#### Your objective:
Write out the data again in full, exactly as it reads.

#### Stored data:
-- Start --
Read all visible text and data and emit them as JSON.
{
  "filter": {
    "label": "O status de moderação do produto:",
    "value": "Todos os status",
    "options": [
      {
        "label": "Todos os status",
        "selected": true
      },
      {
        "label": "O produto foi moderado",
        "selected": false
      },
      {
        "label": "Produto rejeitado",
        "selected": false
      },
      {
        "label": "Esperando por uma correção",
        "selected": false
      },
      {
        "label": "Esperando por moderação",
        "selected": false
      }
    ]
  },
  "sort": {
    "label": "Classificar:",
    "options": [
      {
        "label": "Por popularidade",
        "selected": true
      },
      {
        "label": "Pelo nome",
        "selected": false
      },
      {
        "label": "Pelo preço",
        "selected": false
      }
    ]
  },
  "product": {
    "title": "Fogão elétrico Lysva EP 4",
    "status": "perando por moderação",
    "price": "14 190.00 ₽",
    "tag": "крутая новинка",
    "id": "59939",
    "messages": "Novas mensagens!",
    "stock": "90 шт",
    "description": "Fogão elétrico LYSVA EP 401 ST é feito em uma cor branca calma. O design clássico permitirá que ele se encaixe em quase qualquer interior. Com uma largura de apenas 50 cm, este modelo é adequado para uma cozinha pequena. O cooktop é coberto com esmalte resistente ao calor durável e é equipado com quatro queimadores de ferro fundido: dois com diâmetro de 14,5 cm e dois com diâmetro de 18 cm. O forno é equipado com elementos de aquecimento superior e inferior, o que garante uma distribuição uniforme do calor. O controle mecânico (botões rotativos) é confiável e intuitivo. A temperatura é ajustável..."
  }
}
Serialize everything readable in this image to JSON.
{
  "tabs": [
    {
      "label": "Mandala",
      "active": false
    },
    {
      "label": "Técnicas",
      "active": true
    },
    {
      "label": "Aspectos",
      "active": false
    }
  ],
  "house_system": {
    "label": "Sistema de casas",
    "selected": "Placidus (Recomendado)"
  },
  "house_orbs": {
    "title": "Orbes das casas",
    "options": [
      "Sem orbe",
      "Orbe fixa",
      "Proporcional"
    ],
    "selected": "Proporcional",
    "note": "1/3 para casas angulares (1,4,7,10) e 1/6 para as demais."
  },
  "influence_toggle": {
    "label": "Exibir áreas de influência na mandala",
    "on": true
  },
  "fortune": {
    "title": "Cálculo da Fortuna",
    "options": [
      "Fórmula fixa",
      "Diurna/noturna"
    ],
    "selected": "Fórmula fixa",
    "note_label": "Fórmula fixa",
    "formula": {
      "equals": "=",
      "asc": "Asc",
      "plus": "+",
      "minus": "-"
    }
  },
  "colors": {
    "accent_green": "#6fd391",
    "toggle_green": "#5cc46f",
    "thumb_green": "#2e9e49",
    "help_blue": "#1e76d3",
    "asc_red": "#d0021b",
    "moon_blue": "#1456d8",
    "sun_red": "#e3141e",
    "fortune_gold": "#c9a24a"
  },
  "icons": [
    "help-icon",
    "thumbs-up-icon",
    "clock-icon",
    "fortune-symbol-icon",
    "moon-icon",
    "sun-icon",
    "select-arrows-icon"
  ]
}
-- End --
#### Expected output:
Read all visible text and data and emit them as JSON.
{
  "filter": {
    "label": "O status de moderação do produto:",
    "value": "Todos os status",
    "options": [
      {
        "label": "Todos os status",
        "selected": true
      },
      {
        "label": "O produto foi moderado",
        "selected": false
      },
      {
        "label": "Produto rejeitado",
        "selected": false
      },
      {
        "label": "Esperando por uma correção",
        "selected": false
      },
      {
        "label": "Esperando por moderação",
        "selected": false
      }
    ]
  },
  "sort": {
    "label": "Classificar:",
    "options": [
      {
        "label": "Por popularidade",
        "selected": true
      },
      {
        "label": "Pelo nome",
        "selected": false
      },
      {
        "label": "Pelo preço",
        "selected": false
      }
    ]
  },
  "product": {
    "title": "Fogão elétrico Lysva EP 4",
    "status": "perando por moderação",
    "price": "14 190.00 ₽",
    "tag": "крутая новинка",
    "id": "59939",
    "messages": "Novas mensagens!",
    "stock": "90 шт",
    "description": "Fogão elétrico LYSVA EP 401 ST é feito em uma cor branca calma. O design clássico permitirá que ele se encaixe em quase qualquer interior. Com uma largura de apenas 50 cm, este modelo é adequado para uma cozinha pequena. O cooktop é coberto com esmalte resistente ao calor durável e é equipado com quatro queimadores de ferro fundido: dois com diâmetro de 14,5 cm e dois com diâmetro de 18 cm. O forno é equipado com elementos de aquecimento superior e inferior, o que garante uma distribuição uniforme do calor. O controle mecânico (botões rotativos) é confiável e intuitivo. A temperatura é ajustável..."
  }
}
Serialize everything readable in this image to JSON.
{
  "tabs": [
    {
      "label": "Mandala",
      "active": false
    },
    {
      "label": "Técnicas",
      "active": true
    },
    {
      "label": "Aspectos",
      "active": false
    }
  ],
  "house_system": {
    "label": "Sistema de casas",
    "selected": "Placidus (Recomendado)"
  },
  "house_orbs": {
    "title": "Orbes das casas",
    "options": [
      "Sem orbe",
      "Orbe fixa",
      "Proporcional"
    ],
    "selected": "Proporcional",
    "note": "1/3 para casas angulares (1,4,7,10) e 1/6 para as demais."
  },
  "influence_toggle": {
    "label": "Exibir áreas de influência na mandala",
    "on": true
  },
  "fortune": {
    "title": "Cálculo da Fortuna",
    "options": [
      "Fórmula fixa",
      "Diurna/noturna"
    ],
    "selected": "Fórmula fixa",
    "note_label": "Fórmula fixa",
    "formula": {
      "equals": "=",
      "asc": "Asc",
      "plus": "+",
      "minus": "-"
    }
  },
  "colors": {
    "accent_green": "#6fd391",
    "toggle_green": "#5cc46f",
    "thumb_green": "#2e9e49",
    "help_blue": "#1e76d3",
    "asc_red": "#d0021b",
    "moon_blue": "#1456d8",
    "sun_red": "#e3141e",
    "fortune_gold": "#c9a24a"
  },
  "icons": [
    "help-icon",
    "thumbs-up-icon",
    "clock-icon",
    "fortune-symbol-icon",
    "moon-icon",
    "sun-icon",
    "select-arrows-icon"
  ]
}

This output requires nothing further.